**Task requirements**:
Reproduce all entries precisely as they are written.

[Excerpt from a dataset]
⁂
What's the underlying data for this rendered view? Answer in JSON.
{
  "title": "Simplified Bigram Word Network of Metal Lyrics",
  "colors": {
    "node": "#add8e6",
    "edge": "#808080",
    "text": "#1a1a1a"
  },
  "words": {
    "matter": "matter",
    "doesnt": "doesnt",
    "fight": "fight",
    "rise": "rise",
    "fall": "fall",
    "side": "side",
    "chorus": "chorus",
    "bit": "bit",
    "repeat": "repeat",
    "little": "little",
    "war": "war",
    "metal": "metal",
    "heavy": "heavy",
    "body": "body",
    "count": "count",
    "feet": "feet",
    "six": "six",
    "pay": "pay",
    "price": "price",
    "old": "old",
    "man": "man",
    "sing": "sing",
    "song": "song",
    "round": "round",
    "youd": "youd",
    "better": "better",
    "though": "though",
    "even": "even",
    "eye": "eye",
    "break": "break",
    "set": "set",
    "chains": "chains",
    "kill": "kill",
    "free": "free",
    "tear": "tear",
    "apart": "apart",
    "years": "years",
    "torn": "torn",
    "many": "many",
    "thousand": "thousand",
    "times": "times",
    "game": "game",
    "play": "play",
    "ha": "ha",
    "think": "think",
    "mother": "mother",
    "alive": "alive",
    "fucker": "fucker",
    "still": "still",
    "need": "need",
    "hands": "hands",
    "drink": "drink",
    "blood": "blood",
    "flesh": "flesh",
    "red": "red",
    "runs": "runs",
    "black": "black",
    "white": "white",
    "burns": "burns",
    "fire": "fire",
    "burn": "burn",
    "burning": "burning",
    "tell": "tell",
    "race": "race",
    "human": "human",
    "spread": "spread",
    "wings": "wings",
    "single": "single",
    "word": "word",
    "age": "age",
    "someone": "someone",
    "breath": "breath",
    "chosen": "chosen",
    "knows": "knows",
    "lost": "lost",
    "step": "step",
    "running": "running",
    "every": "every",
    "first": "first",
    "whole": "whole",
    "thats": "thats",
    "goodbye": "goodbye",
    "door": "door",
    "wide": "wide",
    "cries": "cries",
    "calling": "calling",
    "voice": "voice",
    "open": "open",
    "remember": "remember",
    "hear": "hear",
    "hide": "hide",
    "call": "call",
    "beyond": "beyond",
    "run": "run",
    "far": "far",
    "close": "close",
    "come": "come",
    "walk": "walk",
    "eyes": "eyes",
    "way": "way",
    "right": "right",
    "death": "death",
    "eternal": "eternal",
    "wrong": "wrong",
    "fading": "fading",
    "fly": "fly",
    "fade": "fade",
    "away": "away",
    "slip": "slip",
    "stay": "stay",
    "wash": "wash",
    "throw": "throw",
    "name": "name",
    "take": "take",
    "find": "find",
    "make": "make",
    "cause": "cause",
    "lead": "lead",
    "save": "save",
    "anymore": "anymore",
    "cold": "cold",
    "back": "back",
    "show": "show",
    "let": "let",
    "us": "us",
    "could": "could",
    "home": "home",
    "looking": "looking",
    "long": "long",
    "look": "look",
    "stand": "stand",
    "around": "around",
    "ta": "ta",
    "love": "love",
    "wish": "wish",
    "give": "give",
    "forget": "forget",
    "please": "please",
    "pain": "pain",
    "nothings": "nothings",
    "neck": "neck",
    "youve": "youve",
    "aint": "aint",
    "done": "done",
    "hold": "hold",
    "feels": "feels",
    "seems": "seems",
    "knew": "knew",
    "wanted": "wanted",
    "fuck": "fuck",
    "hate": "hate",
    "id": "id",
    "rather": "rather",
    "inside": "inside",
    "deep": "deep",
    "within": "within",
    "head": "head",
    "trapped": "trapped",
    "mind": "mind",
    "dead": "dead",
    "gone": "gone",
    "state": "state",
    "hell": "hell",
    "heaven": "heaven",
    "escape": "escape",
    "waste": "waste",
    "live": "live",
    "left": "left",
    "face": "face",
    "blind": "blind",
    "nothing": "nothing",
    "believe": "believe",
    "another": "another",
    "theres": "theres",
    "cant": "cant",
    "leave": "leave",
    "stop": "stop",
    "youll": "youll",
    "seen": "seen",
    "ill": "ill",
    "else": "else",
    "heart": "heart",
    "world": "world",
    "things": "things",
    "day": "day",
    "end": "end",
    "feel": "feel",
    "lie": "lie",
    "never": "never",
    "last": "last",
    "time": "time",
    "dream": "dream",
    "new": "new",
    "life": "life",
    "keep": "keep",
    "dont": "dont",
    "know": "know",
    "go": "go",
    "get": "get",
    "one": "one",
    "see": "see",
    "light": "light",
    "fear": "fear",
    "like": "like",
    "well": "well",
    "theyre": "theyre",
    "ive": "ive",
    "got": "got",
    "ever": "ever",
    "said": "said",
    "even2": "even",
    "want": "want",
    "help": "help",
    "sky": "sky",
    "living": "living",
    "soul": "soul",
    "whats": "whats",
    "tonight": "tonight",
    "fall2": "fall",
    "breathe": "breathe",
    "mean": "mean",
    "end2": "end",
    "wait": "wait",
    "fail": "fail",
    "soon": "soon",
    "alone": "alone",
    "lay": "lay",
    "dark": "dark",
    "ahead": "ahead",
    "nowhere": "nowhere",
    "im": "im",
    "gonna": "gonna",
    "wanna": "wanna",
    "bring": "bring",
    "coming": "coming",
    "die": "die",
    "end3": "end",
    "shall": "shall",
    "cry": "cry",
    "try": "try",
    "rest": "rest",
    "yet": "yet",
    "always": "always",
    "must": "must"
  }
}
⁂
**Task answer**:
What's the underlying data for this rendered view? Answer in JSON.
{
  "title": "Simplified Bigram Word Network of Metal Lyrics",
  "colors": {
    "node": "#add8e6",
    "edge": "#808080",
    "text": "#1a1a1a"
  },
  "words": {
    "matter": "matter",
    "doesnt": "doesnt",
    "fight": "fight",
    "rise": "rise",
    "fall": "fall",
    "side": "side",
    "chorus": "chorus",
    "bit": "bit",
    "repeat": "repeat",
    "little": "little",
    "war": "war",
    "metal": "metal",
    "heavy": "heavy",
    "body": "body",
    "count": "count",
    "feet": "feet",
    "six": "six",
    "pay": "pay",
    "price": "price",
    "old": "old",
    "man": "man",
    "sing": "sing",
    "song": "song",
    "round": "round",
    "youd": "youd",
    "better": "better",
    "though": "though",
    "even": "even",
    "eye": "eye",
    "break": "break",
    "set": "set",
    "chains": "chains",
    "kill": "kill",
    "free": "free",
    "tear": "tear",
    "apart": "apart",
    "years": "years",
    "torn": "torn",
    "many": "many",
    "thousand": "thousand",
    "times": "times",
    "game": "game",
    "play": "play",
    "ha": "ha",
    "think": "think",
    "mother": "mother",
    "alive": "alive",
    "fucker": "fucker",
    "still": "still",
    "need": "need",
    "hands": "hands",
    "drink": "drink",
    "blood": "blood",
    "flesh": "flesh",
    "red": "red",
    "runs": "runs",
    "black": "black",
    "white": "white",
    "burns": "burns",
    "fire": "fire",
    "burn": "burn",
    "burning": "burning",
    "tell": "tell",
    "race": "race",
    "human": "human",
    "spread": "spread",
    "wings": "wings",
    "single": "single",
    "word": "word",
    "age": "age",
    "someone": "someone",
    "breath": "breath",
    "chosen": "chosen",
    "knows": "knows",
    "lost": "lost",
    "step": "step",
    "running": "running",
    "every": "every",
    "first": "first",
    "whole": "whole",
    "thats": "thats",
    "goodbye": "goodbye",
    "door": "door",
    "wide": "wide",
    "cries": "cries",
    "calling": "calling",
    "voice": "voice",
    "open": "open",
    "remember": "remember",
    "hear": "hear",
    "hide": "hide",
    "call": "call",
    "beyond": "beyond",
    "run": "run",
    "far": "far",
    "close": "close",
    "come": "come",
    "walk": "walk",
    "eyes": "eyes",
    "way": "way",
    "right": "right",
    "death": "death",
    "eternal": "eternal",
    "wrong": "wrong",
    "fading": "fading",
    "fly": "fly",
    "fade": "fade",
    "away": "away",
    "slip": "slip",
    "stay": "stay",
    "wash": "wash",
    "throw": "throw",
    "name": "name",
    "take": "take",
    "find": "find",
    "make": "make",
    "cause": "cause",
    "lead": "lead",
    "save": "save",
    "anymore": "anymore",
    "cold": "cold",
    "back": "back",
    "show": "show",
    "let": "let",
    "us": "us",
    "could": "could",
    "home": "home",
    "looking": "looking",
    "long": "long",
    "look": "look",
    "stand": "stand",
    "around": "around",
    "ta": "ta",
    "love": "love",
    "wish": "wish",
    "give": "give",
    "forget": "forget",
    "please": "please",
    "pain": "pain",
    "nothings": "nothings",
    "neck": "neck",
    "youve": "youve",
    "aint": "aint",
    "done": "done",
    "hold": "hold",
    "feels": "feels",
    "seems": "seems",
    "knew": "knew",
    "wanted": "wanted",
    "fuck": "fuck",
    "hate": "hate",
    "id": "id",
    "rather": "rather",
    "inside": "inside",
    "deep": "deep",
    "within": "within",
    "head": "head",
    "trapped": "trapped",
    "mind": "mind",
    "dead": "dead",
    "gone": "gone",
    "state": "state",
    "hell": "hell",
    "heaven": "heaven",
    "escape": "escape",
    "waste": "waste",
    "live": "live",
    "left": "left",
    "face": "face",
    "blind": "blind",
    "nothing": "nothing",
    "believe": "believe",
    "another": "another",
    "theres": "theres",
    "cant": "cant",
    "leave": "leave",
    "stop": "stop",
    "youll": "youll",
    "seen": "seen",
    "ill": "ill",
    "else": "else",
    "heart": "heart",
    "world": "world",
    "things": "things",
    "day": "day",
    "end": "end",
    "feel": "feel",
    "lie": "lie",
    "never": "never",
    "last": "last",
    "time": "time",
    "dream": "dream",
    "new": "new",
    "life": "life",
    "keep": "keep",
    "dont": "dont",
    "know": "know",
    "go": "go",
    "get": "get",
    "one": "one",
    "see": "see",
    "light": "light",
    "fear": "fear",
    "like": "like",
    "well": "well",
    "theyre": "theyre",
    "ive": "ive",
    "got": "got",
    "ever": "ever",
    "said": "said",
    "even2": "even",
    "want": "want",
    "help": "help",
    "sky": "sky",
    "living": "living",
    "soul": "soul",
    "whats": "whats",
    "tonight": "tonight",
    "fall2": "fall",
    "breathe": "breathe",
    "mean": "mean",
    "end2": "end",
    "wait": "wait",
    "fail": "fail",
    "soon": "soon",
    "alone": "alone",
    "lay": "lay",
    "dark": "dark",
    "ahead": "ahead",
    "nowhere": "nowhere",
    "im": "im",
    "gonna": "gonna",
    "wanna": "wanna",
    "bring": "bring",
    "coming": "coming",
    "die": "die",
    "end3": "end",
    "shall": "shall",
    "cry": "cry",
    "try": "try",
    "rest": "rest",
    "yet": "yet",
    "always": "always",
    "must": "must"
  }
}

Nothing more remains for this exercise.